* **Task**: The data below is to be returned in full and exactly.

* **Material shown**:
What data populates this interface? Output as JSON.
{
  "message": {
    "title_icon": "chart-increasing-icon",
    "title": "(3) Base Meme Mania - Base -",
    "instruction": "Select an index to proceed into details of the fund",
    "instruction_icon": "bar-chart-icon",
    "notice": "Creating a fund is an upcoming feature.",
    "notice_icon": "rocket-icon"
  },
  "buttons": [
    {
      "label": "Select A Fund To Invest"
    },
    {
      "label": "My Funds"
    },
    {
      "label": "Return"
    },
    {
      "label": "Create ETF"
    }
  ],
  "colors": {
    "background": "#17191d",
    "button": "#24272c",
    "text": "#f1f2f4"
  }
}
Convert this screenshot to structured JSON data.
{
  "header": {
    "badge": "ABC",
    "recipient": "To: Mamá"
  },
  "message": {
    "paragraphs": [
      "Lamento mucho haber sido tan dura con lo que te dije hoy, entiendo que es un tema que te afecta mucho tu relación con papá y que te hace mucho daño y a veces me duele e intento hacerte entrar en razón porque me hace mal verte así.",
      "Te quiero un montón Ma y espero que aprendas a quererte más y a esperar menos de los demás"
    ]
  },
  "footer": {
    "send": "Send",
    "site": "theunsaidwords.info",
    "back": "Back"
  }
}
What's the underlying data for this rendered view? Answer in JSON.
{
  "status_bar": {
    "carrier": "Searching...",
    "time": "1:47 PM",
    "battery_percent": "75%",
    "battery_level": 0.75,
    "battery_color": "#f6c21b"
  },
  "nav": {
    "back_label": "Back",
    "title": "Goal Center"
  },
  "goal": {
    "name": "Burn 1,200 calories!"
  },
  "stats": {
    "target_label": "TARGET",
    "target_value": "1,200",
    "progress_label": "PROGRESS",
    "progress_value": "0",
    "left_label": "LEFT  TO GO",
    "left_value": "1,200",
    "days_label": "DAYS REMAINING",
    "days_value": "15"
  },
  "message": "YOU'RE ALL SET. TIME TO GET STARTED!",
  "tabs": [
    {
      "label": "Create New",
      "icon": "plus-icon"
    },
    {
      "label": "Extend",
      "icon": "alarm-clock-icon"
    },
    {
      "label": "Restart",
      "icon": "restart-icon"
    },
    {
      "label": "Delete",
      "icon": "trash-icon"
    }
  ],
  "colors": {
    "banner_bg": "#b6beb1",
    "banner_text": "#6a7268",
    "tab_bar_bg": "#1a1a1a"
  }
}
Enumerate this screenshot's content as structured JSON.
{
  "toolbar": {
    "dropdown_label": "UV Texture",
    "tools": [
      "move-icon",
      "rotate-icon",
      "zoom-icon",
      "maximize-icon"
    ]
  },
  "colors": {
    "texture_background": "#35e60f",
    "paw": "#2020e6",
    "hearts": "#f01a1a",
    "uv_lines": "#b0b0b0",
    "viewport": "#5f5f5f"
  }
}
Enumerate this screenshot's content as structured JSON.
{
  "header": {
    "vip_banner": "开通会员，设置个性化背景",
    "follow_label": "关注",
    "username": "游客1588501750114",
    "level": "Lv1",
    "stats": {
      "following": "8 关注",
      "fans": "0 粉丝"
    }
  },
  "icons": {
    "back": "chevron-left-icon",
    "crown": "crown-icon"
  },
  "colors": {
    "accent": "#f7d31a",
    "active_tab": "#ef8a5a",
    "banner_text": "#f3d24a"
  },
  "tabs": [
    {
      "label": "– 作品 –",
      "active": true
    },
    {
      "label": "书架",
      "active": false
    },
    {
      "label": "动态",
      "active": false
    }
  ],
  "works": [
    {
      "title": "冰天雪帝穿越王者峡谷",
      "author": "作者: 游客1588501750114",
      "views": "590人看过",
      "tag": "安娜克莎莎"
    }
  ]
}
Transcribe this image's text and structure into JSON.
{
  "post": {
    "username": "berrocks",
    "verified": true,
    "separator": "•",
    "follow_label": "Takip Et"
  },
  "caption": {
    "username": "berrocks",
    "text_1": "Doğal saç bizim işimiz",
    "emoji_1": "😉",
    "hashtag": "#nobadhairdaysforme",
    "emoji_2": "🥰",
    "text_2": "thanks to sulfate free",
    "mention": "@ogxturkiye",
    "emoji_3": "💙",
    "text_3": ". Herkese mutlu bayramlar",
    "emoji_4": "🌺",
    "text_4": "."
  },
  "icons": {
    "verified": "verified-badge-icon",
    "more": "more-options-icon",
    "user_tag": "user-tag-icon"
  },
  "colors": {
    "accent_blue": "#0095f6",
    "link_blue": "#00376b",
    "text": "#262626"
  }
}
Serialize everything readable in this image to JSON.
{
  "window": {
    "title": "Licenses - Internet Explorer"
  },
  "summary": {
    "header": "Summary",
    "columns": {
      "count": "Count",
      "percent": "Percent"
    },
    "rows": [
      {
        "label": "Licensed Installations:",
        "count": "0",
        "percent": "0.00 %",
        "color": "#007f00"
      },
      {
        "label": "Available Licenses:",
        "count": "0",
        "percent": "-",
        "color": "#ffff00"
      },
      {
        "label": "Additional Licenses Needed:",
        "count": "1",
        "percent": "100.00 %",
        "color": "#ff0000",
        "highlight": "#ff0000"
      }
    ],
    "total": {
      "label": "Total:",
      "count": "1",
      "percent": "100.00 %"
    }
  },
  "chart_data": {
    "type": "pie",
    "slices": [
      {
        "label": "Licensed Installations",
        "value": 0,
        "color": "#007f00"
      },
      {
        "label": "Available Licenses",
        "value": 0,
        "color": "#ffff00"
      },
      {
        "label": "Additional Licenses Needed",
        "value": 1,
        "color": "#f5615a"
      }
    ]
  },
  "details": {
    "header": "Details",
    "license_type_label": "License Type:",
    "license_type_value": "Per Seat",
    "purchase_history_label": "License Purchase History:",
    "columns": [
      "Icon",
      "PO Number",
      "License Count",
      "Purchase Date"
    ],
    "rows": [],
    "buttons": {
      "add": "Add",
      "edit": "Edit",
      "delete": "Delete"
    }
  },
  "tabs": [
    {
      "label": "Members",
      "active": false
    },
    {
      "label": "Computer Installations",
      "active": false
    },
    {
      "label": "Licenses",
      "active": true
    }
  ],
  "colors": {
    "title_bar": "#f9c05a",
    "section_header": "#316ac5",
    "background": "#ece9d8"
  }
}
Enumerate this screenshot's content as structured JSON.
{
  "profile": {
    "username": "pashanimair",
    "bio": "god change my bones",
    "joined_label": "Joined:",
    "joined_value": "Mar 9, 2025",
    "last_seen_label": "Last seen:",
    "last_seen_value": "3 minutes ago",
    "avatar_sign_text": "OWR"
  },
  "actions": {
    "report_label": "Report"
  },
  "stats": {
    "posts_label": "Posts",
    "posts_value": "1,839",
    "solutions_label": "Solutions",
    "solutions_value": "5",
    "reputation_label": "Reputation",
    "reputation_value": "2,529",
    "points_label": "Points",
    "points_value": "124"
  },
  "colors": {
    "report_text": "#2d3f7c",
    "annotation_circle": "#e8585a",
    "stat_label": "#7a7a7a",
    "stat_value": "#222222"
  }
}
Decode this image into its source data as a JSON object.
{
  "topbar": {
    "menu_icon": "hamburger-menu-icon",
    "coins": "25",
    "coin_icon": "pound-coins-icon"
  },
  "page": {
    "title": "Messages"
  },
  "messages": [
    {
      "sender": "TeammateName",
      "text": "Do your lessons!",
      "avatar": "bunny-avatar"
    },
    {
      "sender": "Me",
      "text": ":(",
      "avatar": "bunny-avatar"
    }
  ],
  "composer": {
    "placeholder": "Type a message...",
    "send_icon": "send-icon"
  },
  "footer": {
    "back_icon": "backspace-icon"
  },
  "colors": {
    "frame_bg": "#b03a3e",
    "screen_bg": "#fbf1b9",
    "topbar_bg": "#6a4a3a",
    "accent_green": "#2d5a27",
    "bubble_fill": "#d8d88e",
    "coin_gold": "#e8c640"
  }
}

* **Answer for this exercise**:
What data populates this interface? Output as JSON.
{
  "message": {
    "title_icon": "chart-increasing-icon",
    "title": "(3) Base Meme Mania - Base -",
    "instruction": "Select an index to proceed into details of the fund",
    "instruction_icon": "bar-chart-icon",
    "notice": "Creating a fund is an upcoming feature.",
    "notice_icon": "rocket-icon"
  },
  "buttons": [
    {
      "label": "Select A Fund To Invest"
    },
    {
      "label": "My Funds"
    },
    {
      "label": "Return"
    },
    {
      "label": "Create ETF"
    }
  ],
  "colors": {
    "background": "#17191d",
    "button": "#24272c",
    "text": "#f1f2f4"
  }
}
Convert this screenshot to structured JSON data.
{
  "header": {
    "badge": "ABC",
    "recipient": "To: Mamá"
  },
  "message": {
    "paragraphs": [
      "Lamento mucho haber sido tan dura con lo que te dije hoy, entiendo que es un tema que te afecta mucho tu relación con papá y que te hace mucho daño y a veces me duele e intento hacerte entrar en razón porque me hace mal verte así.",
      "Te quiero un montón Ma y espero que aprendas a quererte más y a esperar menos de los demás"
    ]
  },
  "footer": {
    "send": "Send",
    "site": "theunsaidwords.info",
    "back": "Back"
  }
}
What's the underlying data for this rendered view? Answer in JSON.
{
  "status_bar": {
    "carrier": "Searching...",
    "time": "1:47 PM",
    "battery_percent": "75%",
    "battery_level": 0.75,
    "battery_color": "#f6c21b"
  },
  "nav": {
    "back_label": "Back",
    "title": "Goal Center"
  },
  "goal": {
    "name": "Burn 1,200 calories!"
  },
  "stats": {
    "target_label": "TARGET",
    "target_value": "1,200",
    "progress_label": "PROGRESS",
    "progress_value": "0",
    "left_label": "LEFT  TO GO",
    "left_value": "1,200",
    "days_label": "DAYS REMAINING",
    "days_value": "15"
  },
  "message": "YOU'RE ALL SET. TIME TO GET STARTED!",
  "tabs": [
    {
      "label": "Create New",
      "icon": "plus-icon"
    },
    {
      "label": "Extend",
      "icon": "alarm-clock-icon"
    },
    {
      "label": "Restart",
      "icon": "restart-icon"
    },
    {
      "label": "Delete",
      "icon": "trash-icon"
    }
  ],
  "colors": {
    "banner_bg": "#b6beb1",
    "banner_text": "#6a7268",
    "tab_bar_bg": "#1a1a1a"
  }
}
Enumerate this screenshot's content as structured JSON.
{
  "toolbar": {
    "dropdown_label": "UV Texture",
    "tools": [
      "move-icon",
      "rotate-icon",
      "zoom-icon",
      "maximize-icon"
    ]
  },
  "colors": {
    "texture_background": "#35e60f",
    "paw": "#2020e6",
    "hearts": "#f01a1a",
    "uv_lines": "#b0b0b0",
    "viewport": "#5f5f5f"
  }
}
Enumerate this screenshot's content as structured JSON.
{
  "header": {
    "vip_banner": "开通会员，设置个性化背景",
    "follow_label": "关注",
    "username": "游客1588501750114",
    "level": "Lv1",
    "stats": {
      "following": "8 关注",
      "fans": "0 粉丝"
    }
  },
  "icons": {
    "back": "chevron-left-icon",
    "crown": "crown-icon"
  },
  "colors": {
    "accent": "#f7d31a",
    "active_tab": "#ef8a5a",
    "banner_text": "#f3d24a"
  },
  "tabs": [
    {
      "label": "– 作品 –",
      "active": true
    },
    {
      "label": "书架",
      "active": false
    },
    {
      "label": "动态",
      "active": false
    }
  ],
  "works": [
    {
      "title": "冰天雪帝穿越王者峡谷",
      "author": "作者: 游客1588501750114",
      "views": "590人看过",
      "tag": "安娜克莎莎"
    }
  ]
}
Transcribe this image's text and structure into JSON.
{
  "post": {
    "username": "berrocks",
    "verified": true,
    "separator": "•",
    "follow_label": "Takip Et"
  },
  "caption": {
    "username": "berrocks",
    "text_1": "Doğal saç bizim işimiz",
    "emoji_1": "😉",
    "hashtag": "#nobadhairdaysforme",
    "emoji_2": "🥰",
    "text_2": "thanks to sulfate free",
    "mention": "@ogxturkiye",
    "emoji_3": "💙",
    "text_3": ". Herkese mutlu bayramlar",
    "emoji_4": "🌺",
    "text_4": "."
  },
  "icons": {
    "verified": "verified-badge-icon",
    "more": "more-options-icon",
    "user_tag": "user-tag-icon"
  },
  "colors": {
    "accent_blue": "#0095f6",
    "link_blue": "#00376b",
    "text": "#262626"
  }
}
Serialize everything readable in this image to JSON.
{
  "window": {
    "title": "Licenses - Internet Explorer"
  },
  "summary": {
    "header": "Summary",
    "columns": {
      "count": "Count",
      "percent": "Percent"
    },
    "rows": [
      {
        "label": "Licensed Installations:",
        "count": "0",
        "percent": "0.00 %",
        "color": "#007f00"
      },
      {
        "label": "Available Licenses:",
        "count": "0",
        "percent": "-",
        "color": "#ffff00"
      },
      {
        "label": "Additional Licenses Needed:",
        "count": "1",
        "percent": "100.00 %",
        "color": "#ff0000",
        "highlight": "#ff0000"
      }
    ],
    "total": {
      "label": "Total:",
      "count": "1",
      "percent": "100.00 %"
    }
  },
  "chart_data": {
    "type": "pie",
    "slices": [
      {
        "label": "Licensed Installations",
        "value": 0,
        "color": "#007f00"
      },
      {
        "label": "Available Licenses",
        "value": 0,
        "color": "#ffff00"
      },
      {
        "label": "Additional Licenses Needed",
        "value": 1,
        "color": "#f5615a"
      }
    ]
  },
  "details": {
    "header": "Details",
    "license_type_label": "License Type:",
    "license_type_value": "Per Seat",
    "purchase_history_label": "License Purchase History:",
    "columns": [
      "Icon",
      "PO Number",
      "License Count",
      "Purchase Date"
    ],
    "rows": [],
    "buttons": {
      "add": "Add",
      "edit": "Edit",
      "delete": "Delete"
    }
  },
  "tabs": [
    {
      "label": "Members",
      "active": false
    },
    {
      "label": "Computer Installations",
      "active": false
    },
    {
      "label": "Licenses",
      "active": true
    }
  ],
  "colors": {
    "title_bar": "#f9c05a",
    "section_header": "#316ac5",
    "background": "#ece9d8"
  }
}
Enumerate this screenshot's content as structured JSON.
{
  "profile": {
    "username": "pashanimair",
    "bio": "god change my bones",
    "joined_label": "Joined:",
    "joined_value": "Mar 9, 2025",
    "last_seen_label": "Last seen:",
    "last_seen_value": "3 minutes ago",
    "avatar_sign_text": "OWR"
  },
  "actions": {
    "report_label": "Report"
  },
  "stats": {
    "posts_label": "Posts",
    "posts_value": "1,839",
    "solutions_label": "Solutions",
    "solutions_value": "5",
    "reputation_label": "Reputation",
    "reputation_value": "2,529",
    "points_label": "Points",
    "points_value": "124"
  },
  "colors": {
    "report_text": "#2d3f7c",
    "annotation_circle": "#e8585a",
    "stat_label": "#7a7a7a",
    "stat_value": "#222222"
  }
}
Decode this image into its source data as a JSON object.
{
  "topbar": {
    "menu_icon": "hamburger-menu-icon",
    "coins": "25",
    "coin_icon": "pound-coins-icon"
  },
  "page": {
    "title": "Messages"
  },
  "messages": [
    {
      "sender": "TeammateName",
      "text": "Do your lessons!",
      "avatar": "bunny-avatar"
    },
    {
      "sender": "Me",
      "text": ":(",
      "avatar": "bunny-avatar"
    }
  ],
  "composer": {
    "placeholder": "Type a message...",
    "send_icon": "send-icon"
  },
  "footer": {
    "back_icon": "backspace-icon"
  },
  "colors": {
    "frame_bg": "#b03a3e",
    "screen_bg": "#fbf1b9",
    "topbar_bg": "#6a4a3a",
    "accent_green": "#2d5a27",
    "bubble_fill": "#d8d88e",
    "coin_gold": "#e8c640"
  }
}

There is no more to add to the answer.